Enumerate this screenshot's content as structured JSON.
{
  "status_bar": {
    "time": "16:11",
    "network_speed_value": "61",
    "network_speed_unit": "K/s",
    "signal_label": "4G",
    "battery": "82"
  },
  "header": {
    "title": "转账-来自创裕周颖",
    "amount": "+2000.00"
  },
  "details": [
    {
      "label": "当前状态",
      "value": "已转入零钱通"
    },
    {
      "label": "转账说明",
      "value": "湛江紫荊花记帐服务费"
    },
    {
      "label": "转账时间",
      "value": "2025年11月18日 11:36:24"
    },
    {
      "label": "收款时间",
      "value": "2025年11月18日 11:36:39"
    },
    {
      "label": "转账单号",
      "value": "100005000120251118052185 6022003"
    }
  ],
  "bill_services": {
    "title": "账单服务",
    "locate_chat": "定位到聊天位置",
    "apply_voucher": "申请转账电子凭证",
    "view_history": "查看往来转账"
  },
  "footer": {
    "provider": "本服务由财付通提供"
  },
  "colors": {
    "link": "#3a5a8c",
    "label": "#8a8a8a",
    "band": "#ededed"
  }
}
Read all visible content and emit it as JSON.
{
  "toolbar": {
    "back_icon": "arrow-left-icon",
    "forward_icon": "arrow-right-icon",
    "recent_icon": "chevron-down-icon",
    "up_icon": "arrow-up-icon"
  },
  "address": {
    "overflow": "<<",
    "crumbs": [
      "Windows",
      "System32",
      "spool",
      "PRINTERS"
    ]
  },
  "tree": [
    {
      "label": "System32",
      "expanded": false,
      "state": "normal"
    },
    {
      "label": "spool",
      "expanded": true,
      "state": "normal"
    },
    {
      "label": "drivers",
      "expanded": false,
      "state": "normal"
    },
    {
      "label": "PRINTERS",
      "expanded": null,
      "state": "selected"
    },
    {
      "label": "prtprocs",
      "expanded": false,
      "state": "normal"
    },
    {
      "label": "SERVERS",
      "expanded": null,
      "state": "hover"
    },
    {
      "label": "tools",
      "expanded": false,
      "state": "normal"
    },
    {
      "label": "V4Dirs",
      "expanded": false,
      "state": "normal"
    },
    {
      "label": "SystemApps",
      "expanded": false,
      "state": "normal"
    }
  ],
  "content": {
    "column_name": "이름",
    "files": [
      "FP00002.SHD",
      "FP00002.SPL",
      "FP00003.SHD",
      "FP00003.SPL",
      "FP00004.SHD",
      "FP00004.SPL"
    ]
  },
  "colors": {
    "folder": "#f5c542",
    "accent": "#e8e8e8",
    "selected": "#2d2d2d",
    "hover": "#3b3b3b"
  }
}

_ _ _

Copy down every line of the material above that includes the string "JSON".

• [Solution for this task]
Enumerate this screenshot's content as structured JSON.
Read all visible content and emit it as JSON.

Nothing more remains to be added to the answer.